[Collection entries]
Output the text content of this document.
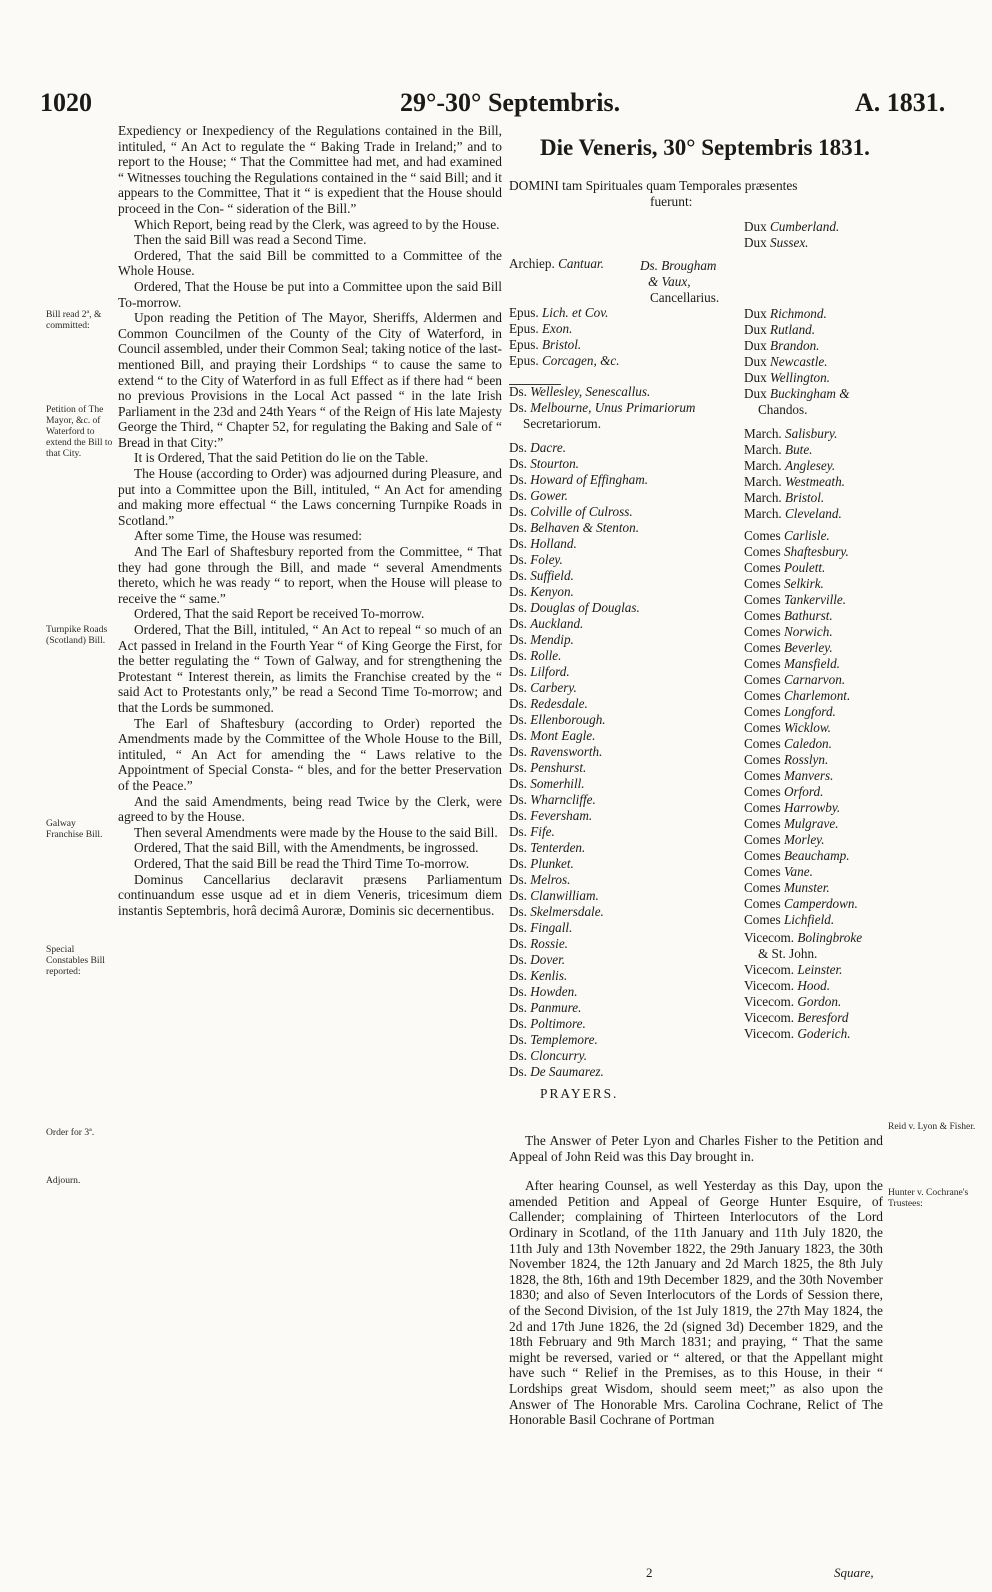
1020	29°-30° Septembris.	A. 1831.

Expediency or Inexpediency of the Regulations contained in the Bill, intituled, “ An Act to regulate the “ Baking Trade in Ireland;” and to report to the House; “ That the Committee had met, and had examined “ Witnesses touching the Regulations contained in the “ said Bill; and it appears to the Committee, That it “ is expedient that the House should proceed in the Con- “ sideration of the Bill.”

Which Report, being read by the Clerk, was agreed to by the House.

Then the said Bill was read a Second Time.

Ordered, That the said Bill be committed to a Committee of the Whole House.

Ordered, That the House be put into a Committee upon the said Bill To-morrow.

Upon reading the Petition of The Mayor, Sheriffs, Aldermen and Common Councilmen of the County of the City of Waterford, in Council assembled, under their Common Seal; taking notice of the last-mentioned Bill, and praying their Lordships “ to cause the same to extend “ to the City of Waterford in as full Effect as if there had “ been no previous Provisions in the Local Act passed “ in the late Irish Parliament in the 23d and 24th Years “ of the Reign of His late Majesty George the Third, “ Chapter 52, for regulating the Baking and Sale of “ Bread in that City:”

It is Ordered, That the said Petition do lie on the Table.

The House (according to Order) was adjourned during Pleasure, and put into a Committee upon the Bill, intituled, “ An Act for amending and making more effectual “ the Laws concerning Turnpike Roads in Scotland.”

After some Time, the House was resumed:

And The Earl of Shaftesbury reported from the Committee, “ That they had gone through the Bill, and made “ several Amendments thereto, which he was ready “ to report, when the House will please to receive the “ same.”

Ordered, That the said Report be received To-morrow.

Ordered, That the Bill, intituled, “ An Act to repeal “ so much of an Act passed in Ireland in the Fourth Year “ of King George the First, for the better regulating the “ Town of Galway, and for strengthening the Protestant “ Interest therein, as limits the Franchise created by the “ said Act to Protestants only,” be read a Second Time To-morrow; and that the Lords be summoned.

The Earl of Shaftesbury (according to Order) reported the Amendments made by the Committee of the Whole House to the Bill, intituled, “ An Act for amending the “ Laws relative to the Appointment of Special Consta- “ bles, and for the better Preservation of the Peace.”

And the said Amendments, being read Twice by the Clerk, were agreed to by the House.

Then several Amendments were made by the House to the said Bill.

Ordered, That the said Bill, with the Amendments, be ingrossed.

Ordered, That the said Bill be read the Third Time To-morrow.

Dominus Cancellarius declaravit præsens Parliamentum continuandum esse usque ad et in diem Veneris, tricesimum diem instantis Septembris, horâ decimâ Auroræ, Dominis sic decernentibus.

Bill read 2ª, & committed:
Petition of The Mayor, &c. of Waterford to extend the Bill to that City.
Turnpike Roads (Scotland) Bill.
Galway Franchise Bill.
Special Constables Bill reported:
Order for 3ª.
Adjourn.
Die Veneris, 30° Septembris 1831.
DOMINI tam Spirituales quam Temporales præsentes
fuerunt:
Archiep. Cantuar.
Epus. Lich. et Cov.
Epus. Exon.
Epus. Bristol.
Epus. Corcagen, &c.
Ds. Wellesley, Senescallus.
Ds. Melbourne, Unus Primariorum
Secretariorum.
Ds. Dacre.
Ds. Stourton.
Ds. Howard of Effingham.
Ds. Gower.
Ds. Colville of Culross.
Ds. Belhaven & Stenton.
Ds. Holland.
Ds. Foley.
Ds. Suffield.
Ds. Kenyon.
Ds. Douglas of Douglas.
Ds. Auckland.
Ds. Mendip.
Ds. Rolle.
Ds. Lilford.
Ds. Carbery.
Ds. Redesdale.
Ds. Ellenborough.
Ds. Mont Eagle.
Ds. Ravensworth.
Ds. Penshurst.
Ds. Somerhill.
Ds. Wharncliffe.
Ds. Feversham.
Ds. Fife.
Ds. Tenterden.
Ds. Plunket.
Ds. Melros.
Ds. Clanwilliam.
Ds. Skelmersdale.
Ds. Fingall.
Ds. Rossie.
Ds. Dover.
Ds. Kenlis.
Ds. Howden.
Ds. Panmure.
Ds. Poltimore.
Ds. Templemore.
Ds. Cloncurry.
Ds. De Saumarez.
Ds. Brougham
& Vaux,
Cancellarius.
Dux Cumberland.
Dux Sussex.
Dux Richmond.
Dux Rutland.
Dux Brandon.
Dux Newcastle.
Dux Wellington.
Dux Buckingham &
Chandos.
March. Salisbury.
March. Bute.
March. Anglesey.
March. Westmeath.
March. Bristol.
March. Cleveland.
Comes Carlisle.
Comes Shaftesbury.
Comes Poulett.
Comes Selkirk.
Comes Tankerville.
Comes Bathurst.
Comes Norwich.
Comes Beverley.
Comes Mansfield.
Comes Carnarvon.
Comes Charlemont.
Comes Longford.
Comes Wicklow.
Comes Caledon.
Comes Rosslyn.
Comes Manvers.
Comes Orford.
Comes Harrowby.
Comes Mulgrave.
Comes Morley.
Comes Beauchamp.
Comes Vane.
Comes Munster.
Comes Camperdown.
Comes Lichfield.
Vicecom. Bolingbroke
& St. John.
Vicecom. Leinster.
Vicecom. Hood.
Vicecom. Gordon.
Vicecom. Beresford
Vicecom. Goderich.
PRAYERS.

The Answer of Peter Lyon and Charles Fisher to the Petition and Appeal of John Reid was this Day brought in.

After hearing Counsel, as well Yesterday as this Day, upon the amended Petition and Appeal of George Hunter Esquire, of Callender; complaining of Thirteen Interlocutors of the Lord Ordinary in Scotland, of the 11th January and 11th July 1820, the 11th July and 13th November 1822, the 29th January 1823, the 30th November 1824, the 12th January and 2d March 1825, the 8th July 1828, the 8th, 16th and 19th December 1829, and the 30th November 1830; and also of Seven Interlocutors of the Lords of Session there, of the Second Division, of the 1st July 1819, the 27th May 1824, the 2d and 17th June 1826, the 2d (signed 3d) December 1829, and the 18th February and 9th March 1831; and praying, “ That the same might be reversed, varied or “ altered, or that the Appellant might have such “ Relief in the Premises, as to this House, in their “ Lordships great Wisdom, should seem meet;” as also upon the Answer of The Honorable Mrs. Carolina Cochrane, Relict of The Honorable Basil Cochrane of Portman

Reid v. Lyon & Fisher.
Hunter v. Cochrane's Trustees:
2	Square,
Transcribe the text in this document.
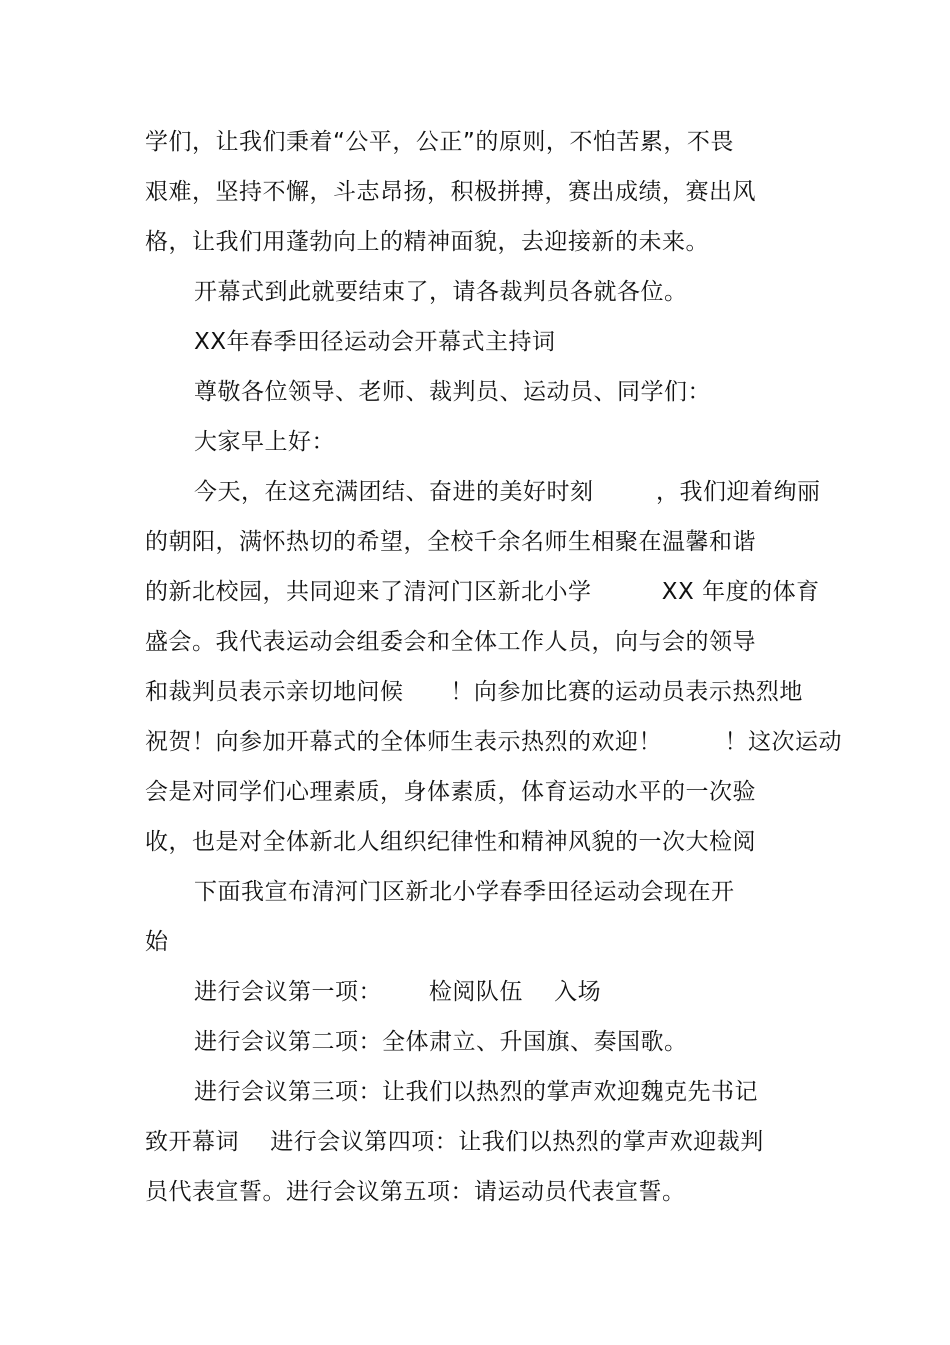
学们，让我们秉着“公平，公正”的原则，不怕苦累，不畏
艰难，坚持不懈，斗志昂扬，积极拼搏，赛出成绩，赛出风
格，让我们用蓬勃向上的精神面貌，去迎接新的未来。
开幕式到此就要结束了，请各裁判员各就各位。
XX年春季田径运动会开幕式主持词
尊敬各位领导、老师、裁判员、运动员、同学们：
大家早上好：
今天，在这充满团结、奋进的美好时刻        ，我们迎着绚丽
的朝阳，满怀热切的希望，全校千余名师生相聚在温馨和谐
的新北校园，共同迎来了清河门区新北小学         XX 年度的体育
盛会。我代表运动会组委会和全体工作人员，向与会的领导
和裁判员表示亲切地问候      ！向参加比赛的运动员表示热烈地
祝贺！向参加开幕式的全体师生表示热烈的欢迎！        ！这次运动
会是对同学们心理素质，身体素质，体育运动水平的一次验
收，也是对全体新北人组织纪律性和精神风貌的一次大检阅
下面我宣布清河门区新北小学春季田径运动会现在开
始
进行会议第一项：      检阅队伍    入场
进行会议第二项：全体肃立、升国旗、奏国歌。
进行会议第三项：让我们以热烈的掌声欢迎魏克先书记
致开幕词    进行会议第四项：让我们以热烈的掌声欢迎裁判
员代表宣誓。进行会议第五项：请运动员代表宣誓。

STATED GOAL => Leave out every picture, and repeat word for word only the lines from the one holding "Transcribe the text in this document." through the end of the entries above, both ends included.

EXERCISE RESPONSE =>
Transcribe the text in this document.
学们，让我们秉着“公平，公正”的原则，不怕苦累，不畏
艰难，坚持不懈，斗志昂扬，积极拼搏，赛出成绩，赛出风
格，让我们用蓬勃向上的精神面貌，去迎接新的未来。
开幕式到此就要结束了，请各裁判员各就各位。
XX年春季田径运动会开幕式主持词
尊敬各位领导、老师、裁判员、运动员、同学们：
大家早上好：
今天，在这充满团结、奋进的美好时刻        ，我们迎着绚丽
的朝阳，满怀热切的希望，全校千余名师生相聚在温馨和谐
的新北校园，共同迎来了清河门区新北小学         XX 年度的体育
盛会。我代表运动会组委会和全体工作人员，向与会的领导
和裁判员表示亲切地问候      ！向参加比赛的运动员表示热烈地
祝贺！向参加开幕式的全体师生表示热烈的欢迎！        ！这次运动
会是对同学们心理素质，身体素质，体育运动水平的一次验
收，也是对全体新北人组织纪律性和精神风貌的一次大检阅
下面我宣布清河门区新北小学春季田径运动会现在开
始
进行会议第一项：      检阅队伍    入场
进行会议第二项：全体肃立、升国旗、奏国歌。
进行会议第三项：让我们以热烈的掌声欢迎魏克先书记
致开幕词    进行会议第四项：让我们以热烈的掌声欢迎裁判
员代表宣誓。进行会议第五项：请运动员代表宣誓。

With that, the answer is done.